| BRIEF |
Whenever a line below holds the word "aplice", copy that line.
**** SUPPLIED RECORDS ****
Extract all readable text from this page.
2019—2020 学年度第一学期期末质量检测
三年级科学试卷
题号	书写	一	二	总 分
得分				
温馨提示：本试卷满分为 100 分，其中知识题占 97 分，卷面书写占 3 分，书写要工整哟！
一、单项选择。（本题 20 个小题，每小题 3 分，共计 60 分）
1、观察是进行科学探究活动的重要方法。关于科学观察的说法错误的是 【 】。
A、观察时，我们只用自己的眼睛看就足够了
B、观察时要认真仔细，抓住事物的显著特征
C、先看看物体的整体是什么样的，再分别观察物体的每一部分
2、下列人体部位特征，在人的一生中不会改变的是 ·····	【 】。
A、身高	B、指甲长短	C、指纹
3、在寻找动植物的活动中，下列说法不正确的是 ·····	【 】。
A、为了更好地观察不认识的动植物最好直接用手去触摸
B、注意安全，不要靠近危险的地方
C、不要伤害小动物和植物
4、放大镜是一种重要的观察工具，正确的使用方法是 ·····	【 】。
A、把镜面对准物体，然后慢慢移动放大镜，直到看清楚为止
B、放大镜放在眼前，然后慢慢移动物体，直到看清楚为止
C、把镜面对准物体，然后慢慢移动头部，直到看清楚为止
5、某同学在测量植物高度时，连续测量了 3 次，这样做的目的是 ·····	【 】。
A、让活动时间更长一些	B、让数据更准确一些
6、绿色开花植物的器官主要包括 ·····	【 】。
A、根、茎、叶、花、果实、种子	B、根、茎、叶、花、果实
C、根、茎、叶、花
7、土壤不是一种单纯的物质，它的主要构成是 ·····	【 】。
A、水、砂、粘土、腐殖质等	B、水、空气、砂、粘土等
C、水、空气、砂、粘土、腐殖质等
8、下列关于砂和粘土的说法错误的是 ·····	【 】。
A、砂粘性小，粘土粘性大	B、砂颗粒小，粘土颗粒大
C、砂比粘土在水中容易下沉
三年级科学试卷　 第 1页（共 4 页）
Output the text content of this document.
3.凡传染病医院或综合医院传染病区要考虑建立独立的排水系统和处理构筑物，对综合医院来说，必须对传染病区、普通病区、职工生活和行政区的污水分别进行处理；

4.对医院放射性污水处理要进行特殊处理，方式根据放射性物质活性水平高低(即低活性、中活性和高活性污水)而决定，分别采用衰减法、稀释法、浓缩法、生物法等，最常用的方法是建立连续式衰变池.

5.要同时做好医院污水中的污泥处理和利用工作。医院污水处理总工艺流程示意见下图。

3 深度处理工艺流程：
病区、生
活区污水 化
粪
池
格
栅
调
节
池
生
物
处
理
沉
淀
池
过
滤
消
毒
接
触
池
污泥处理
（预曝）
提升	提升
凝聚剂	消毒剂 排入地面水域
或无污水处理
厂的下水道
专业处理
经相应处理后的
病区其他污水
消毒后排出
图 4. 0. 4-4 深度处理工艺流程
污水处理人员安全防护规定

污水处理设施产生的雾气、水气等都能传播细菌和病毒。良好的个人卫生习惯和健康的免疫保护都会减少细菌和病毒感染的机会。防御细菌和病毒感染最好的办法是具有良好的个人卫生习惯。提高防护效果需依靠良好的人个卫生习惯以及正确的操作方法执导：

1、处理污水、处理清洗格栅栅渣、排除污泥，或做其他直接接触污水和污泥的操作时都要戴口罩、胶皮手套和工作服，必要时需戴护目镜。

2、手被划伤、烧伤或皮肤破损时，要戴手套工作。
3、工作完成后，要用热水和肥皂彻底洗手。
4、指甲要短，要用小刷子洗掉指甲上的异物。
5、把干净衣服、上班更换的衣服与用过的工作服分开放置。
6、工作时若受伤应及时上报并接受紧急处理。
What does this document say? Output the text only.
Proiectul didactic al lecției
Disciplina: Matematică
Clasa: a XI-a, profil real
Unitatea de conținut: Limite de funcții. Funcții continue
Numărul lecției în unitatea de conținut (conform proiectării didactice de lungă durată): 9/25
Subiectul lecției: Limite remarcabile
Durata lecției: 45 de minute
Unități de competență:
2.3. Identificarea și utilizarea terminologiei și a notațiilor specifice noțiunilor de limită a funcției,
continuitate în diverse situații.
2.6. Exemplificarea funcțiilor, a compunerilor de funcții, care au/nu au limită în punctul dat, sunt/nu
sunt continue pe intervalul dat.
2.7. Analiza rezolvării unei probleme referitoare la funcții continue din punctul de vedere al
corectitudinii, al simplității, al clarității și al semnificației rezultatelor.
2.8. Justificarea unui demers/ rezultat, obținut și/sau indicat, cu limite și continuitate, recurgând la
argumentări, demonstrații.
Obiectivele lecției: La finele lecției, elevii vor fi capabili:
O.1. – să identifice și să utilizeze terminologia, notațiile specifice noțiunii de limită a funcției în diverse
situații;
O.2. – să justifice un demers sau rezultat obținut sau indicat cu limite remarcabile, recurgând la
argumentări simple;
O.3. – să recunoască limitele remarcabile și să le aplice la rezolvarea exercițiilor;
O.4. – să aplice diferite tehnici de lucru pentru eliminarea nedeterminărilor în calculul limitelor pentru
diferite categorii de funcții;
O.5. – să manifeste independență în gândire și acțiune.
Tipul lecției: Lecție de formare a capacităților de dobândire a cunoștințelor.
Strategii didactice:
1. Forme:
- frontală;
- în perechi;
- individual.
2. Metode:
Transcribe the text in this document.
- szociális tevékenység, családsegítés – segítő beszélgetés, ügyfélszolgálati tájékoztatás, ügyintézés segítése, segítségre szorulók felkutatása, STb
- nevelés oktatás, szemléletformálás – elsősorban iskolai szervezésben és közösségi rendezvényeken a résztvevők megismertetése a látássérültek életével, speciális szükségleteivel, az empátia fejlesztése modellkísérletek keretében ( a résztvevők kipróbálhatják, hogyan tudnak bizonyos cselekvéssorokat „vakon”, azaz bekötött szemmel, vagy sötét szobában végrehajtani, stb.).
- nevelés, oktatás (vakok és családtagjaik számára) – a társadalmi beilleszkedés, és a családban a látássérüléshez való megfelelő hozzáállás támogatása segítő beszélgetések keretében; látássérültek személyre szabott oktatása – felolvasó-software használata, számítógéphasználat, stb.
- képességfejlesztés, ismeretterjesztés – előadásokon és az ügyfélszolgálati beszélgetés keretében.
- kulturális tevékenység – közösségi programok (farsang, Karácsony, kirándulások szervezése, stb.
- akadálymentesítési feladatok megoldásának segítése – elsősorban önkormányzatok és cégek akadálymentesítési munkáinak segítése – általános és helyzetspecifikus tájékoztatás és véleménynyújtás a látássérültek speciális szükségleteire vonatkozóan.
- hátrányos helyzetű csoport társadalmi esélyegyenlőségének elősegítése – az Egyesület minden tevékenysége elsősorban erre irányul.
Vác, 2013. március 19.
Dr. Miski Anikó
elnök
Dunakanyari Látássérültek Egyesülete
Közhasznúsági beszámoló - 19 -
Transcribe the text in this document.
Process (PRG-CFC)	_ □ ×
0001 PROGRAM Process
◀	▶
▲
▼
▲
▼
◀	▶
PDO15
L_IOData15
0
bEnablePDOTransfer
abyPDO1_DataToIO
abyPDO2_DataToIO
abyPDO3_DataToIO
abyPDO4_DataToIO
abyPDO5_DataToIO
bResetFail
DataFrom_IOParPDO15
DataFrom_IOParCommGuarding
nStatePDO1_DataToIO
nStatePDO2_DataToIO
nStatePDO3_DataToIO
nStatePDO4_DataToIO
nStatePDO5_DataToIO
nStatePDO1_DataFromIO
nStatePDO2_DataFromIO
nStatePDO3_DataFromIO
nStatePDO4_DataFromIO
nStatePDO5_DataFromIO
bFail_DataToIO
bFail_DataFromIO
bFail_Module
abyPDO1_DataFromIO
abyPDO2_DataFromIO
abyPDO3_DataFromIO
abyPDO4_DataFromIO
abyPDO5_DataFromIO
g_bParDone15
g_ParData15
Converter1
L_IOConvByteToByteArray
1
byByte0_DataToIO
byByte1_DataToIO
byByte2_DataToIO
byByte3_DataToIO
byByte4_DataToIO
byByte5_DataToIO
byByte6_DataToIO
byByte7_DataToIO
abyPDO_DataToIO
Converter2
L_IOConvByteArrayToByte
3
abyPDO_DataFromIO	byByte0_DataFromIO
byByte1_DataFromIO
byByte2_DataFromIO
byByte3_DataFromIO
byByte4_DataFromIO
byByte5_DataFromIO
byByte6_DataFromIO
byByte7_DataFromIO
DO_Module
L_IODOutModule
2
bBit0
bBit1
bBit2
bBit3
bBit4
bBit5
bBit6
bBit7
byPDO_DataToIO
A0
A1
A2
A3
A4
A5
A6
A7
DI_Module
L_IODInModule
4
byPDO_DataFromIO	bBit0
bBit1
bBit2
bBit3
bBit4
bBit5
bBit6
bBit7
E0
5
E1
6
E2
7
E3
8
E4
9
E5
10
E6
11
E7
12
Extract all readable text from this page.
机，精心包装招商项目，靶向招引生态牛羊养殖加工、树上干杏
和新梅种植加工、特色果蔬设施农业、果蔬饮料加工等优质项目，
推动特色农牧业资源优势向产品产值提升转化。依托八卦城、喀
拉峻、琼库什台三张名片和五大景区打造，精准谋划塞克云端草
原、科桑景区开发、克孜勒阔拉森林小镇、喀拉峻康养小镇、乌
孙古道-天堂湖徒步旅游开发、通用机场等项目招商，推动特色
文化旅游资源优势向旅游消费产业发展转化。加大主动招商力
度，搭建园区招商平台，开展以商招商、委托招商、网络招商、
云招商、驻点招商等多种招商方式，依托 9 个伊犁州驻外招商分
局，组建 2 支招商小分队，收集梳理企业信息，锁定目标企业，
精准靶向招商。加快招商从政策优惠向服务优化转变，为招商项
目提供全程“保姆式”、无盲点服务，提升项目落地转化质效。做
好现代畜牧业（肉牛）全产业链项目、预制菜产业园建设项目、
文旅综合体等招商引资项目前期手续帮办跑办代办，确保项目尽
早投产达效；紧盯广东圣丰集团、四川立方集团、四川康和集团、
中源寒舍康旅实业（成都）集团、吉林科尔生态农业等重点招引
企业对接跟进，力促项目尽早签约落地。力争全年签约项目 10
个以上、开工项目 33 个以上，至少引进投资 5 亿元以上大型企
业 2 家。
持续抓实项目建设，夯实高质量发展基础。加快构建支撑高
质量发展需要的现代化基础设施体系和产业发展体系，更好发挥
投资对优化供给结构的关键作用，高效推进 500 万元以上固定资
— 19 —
****
| SOLUTION TO THE EXERCISE |
O.3. – să recunoască limitele remarcabile și să le aplice la rezolvarea exercițiilor;
O.4. – să aplice diferite tehnici de lucru pentru eliminarea nedeterminărilor în calculul limitelor pentru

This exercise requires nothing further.